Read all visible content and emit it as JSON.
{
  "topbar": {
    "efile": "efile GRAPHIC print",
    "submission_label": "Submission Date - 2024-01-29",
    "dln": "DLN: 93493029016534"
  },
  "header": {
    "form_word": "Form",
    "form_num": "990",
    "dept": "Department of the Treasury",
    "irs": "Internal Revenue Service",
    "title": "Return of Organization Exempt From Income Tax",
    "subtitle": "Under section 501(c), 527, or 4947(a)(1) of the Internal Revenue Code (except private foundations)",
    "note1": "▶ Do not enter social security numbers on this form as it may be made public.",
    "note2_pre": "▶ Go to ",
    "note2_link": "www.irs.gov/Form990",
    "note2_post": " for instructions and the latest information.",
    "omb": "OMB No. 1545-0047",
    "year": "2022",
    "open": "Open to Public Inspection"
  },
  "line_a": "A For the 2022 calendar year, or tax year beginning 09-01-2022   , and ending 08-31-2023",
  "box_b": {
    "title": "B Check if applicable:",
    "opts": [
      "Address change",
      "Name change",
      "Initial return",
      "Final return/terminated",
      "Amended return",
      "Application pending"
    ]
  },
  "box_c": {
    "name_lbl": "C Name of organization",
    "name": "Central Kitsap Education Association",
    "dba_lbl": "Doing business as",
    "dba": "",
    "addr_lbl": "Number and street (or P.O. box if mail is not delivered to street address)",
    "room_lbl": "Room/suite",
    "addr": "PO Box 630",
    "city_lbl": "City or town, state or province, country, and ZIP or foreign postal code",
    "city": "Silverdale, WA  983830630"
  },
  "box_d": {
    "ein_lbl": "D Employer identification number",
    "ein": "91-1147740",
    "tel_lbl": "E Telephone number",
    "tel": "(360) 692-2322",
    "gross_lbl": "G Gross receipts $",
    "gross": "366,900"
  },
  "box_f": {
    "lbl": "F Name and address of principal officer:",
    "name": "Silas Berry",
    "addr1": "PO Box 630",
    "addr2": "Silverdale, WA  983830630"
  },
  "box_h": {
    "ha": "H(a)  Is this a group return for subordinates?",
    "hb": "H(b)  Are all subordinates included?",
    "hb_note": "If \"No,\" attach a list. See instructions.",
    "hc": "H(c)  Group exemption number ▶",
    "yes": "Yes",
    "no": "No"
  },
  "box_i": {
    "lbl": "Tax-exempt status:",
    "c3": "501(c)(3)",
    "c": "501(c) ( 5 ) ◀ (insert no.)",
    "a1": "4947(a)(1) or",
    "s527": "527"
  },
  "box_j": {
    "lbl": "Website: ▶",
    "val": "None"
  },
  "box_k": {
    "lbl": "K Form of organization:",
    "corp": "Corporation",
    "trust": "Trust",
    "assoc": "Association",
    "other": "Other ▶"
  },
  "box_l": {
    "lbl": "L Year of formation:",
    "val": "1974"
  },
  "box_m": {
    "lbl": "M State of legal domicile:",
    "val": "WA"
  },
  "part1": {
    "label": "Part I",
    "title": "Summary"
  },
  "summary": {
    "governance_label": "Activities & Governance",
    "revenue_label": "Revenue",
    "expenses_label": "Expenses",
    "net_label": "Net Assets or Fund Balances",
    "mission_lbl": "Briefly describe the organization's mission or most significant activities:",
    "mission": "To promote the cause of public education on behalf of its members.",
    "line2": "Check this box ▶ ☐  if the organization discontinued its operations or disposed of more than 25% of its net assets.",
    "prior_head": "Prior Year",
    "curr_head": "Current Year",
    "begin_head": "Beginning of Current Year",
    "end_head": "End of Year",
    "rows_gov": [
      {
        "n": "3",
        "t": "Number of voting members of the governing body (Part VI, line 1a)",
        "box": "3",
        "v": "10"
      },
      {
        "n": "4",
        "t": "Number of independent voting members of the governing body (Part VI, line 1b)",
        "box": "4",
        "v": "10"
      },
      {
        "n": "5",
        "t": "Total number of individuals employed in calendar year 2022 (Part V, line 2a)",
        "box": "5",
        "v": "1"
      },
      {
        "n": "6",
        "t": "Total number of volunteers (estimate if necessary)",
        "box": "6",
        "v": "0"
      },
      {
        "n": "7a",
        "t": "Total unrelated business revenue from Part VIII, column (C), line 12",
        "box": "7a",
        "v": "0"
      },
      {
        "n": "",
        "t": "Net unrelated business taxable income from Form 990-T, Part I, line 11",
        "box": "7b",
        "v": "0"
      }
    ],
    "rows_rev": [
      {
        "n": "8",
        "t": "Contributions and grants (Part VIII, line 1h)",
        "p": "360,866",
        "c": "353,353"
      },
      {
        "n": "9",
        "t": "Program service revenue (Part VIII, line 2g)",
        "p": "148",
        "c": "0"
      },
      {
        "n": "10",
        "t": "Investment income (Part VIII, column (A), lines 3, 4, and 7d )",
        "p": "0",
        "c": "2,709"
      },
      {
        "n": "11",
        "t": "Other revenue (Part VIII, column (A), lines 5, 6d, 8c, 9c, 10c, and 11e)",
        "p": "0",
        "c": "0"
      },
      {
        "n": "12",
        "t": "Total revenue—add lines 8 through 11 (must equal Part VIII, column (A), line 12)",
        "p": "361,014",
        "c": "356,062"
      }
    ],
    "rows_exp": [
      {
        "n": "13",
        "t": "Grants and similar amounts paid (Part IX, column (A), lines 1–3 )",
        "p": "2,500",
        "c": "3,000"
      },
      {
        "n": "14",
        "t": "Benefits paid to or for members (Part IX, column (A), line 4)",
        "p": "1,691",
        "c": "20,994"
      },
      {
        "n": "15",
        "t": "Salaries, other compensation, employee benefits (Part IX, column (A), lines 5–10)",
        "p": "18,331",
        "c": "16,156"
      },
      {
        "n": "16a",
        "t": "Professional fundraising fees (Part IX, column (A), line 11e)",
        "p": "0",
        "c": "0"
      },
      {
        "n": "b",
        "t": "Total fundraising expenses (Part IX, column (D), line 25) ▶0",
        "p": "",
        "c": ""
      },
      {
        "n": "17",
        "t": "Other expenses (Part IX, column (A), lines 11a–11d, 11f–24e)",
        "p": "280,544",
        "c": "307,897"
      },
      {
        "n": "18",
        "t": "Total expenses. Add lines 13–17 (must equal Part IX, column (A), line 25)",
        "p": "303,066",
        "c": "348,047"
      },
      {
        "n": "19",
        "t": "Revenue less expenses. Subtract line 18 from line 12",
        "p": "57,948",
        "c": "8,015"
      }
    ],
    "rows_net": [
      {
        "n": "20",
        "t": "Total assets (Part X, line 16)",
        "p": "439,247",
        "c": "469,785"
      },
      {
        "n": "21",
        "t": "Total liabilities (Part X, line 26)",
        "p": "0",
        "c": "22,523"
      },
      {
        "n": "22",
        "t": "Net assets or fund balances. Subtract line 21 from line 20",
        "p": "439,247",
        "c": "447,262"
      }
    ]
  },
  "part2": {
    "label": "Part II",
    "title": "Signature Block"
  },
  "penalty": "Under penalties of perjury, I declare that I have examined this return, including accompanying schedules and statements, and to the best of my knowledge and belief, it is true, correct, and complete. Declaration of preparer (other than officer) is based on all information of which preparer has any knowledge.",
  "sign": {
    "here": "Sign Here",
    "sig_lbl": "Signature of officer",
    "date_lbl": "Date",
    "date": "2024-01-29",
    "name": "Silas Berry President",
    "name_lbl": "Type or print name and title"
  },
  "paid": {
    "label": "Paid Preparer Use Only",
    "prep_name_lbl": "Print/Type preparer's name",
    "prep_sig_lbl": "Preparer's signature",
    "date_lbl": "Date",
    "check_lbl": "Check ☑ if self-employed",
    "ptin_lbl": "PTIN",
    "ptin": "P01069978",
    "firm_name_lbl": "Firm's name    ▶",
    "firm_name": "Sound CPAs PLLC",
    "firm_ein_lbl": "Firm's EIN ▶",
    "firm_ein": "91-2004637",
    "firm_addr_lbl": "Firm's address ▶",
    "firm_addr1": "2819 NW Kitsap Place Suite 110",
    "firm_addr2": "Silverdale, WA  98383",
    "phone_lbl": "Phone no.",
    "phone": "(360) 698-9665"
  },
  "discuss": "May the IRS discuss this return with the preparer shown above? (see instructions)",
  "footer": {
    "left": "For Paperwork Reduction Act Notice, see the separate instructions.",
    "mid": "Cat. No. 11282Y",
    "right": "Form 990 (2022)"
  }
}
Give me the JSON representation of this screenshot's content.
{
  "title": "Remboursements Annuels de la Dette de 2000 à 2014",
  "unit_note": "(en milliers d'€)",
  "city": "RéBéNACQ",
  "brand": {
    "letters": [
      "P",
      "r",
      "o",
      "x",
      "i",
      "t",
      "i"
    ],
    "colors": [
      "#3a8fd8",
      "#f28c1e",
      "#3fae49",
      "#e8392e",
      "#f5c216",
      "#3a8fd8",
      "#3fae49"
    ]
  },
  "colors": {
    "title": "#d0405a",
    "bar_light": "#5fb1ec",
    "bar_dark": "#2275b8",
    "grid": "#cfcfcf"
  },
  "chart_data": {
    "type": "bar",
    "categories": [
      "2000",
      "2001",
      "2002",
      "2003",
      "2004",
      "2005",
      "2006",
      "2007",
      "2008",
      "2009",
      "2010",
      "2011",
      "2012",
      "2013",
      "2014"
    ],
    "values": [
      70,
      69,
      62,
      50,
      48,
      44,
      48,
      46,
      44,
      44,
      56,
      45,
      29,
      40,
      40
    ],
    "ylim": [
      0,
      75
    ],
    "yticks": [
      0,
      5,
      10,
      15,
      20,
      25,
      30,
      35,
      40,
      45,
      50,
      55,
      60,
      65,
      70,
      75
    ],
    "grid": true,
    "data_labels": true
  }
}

--------------------------------------------------

Go through the records above and copy every line with the word "employed".

        "t": "Total number of individuals employed in calendar year 2022 (Part V, line 2a)",
    "check_lbl": "Check ☑ if self-employed",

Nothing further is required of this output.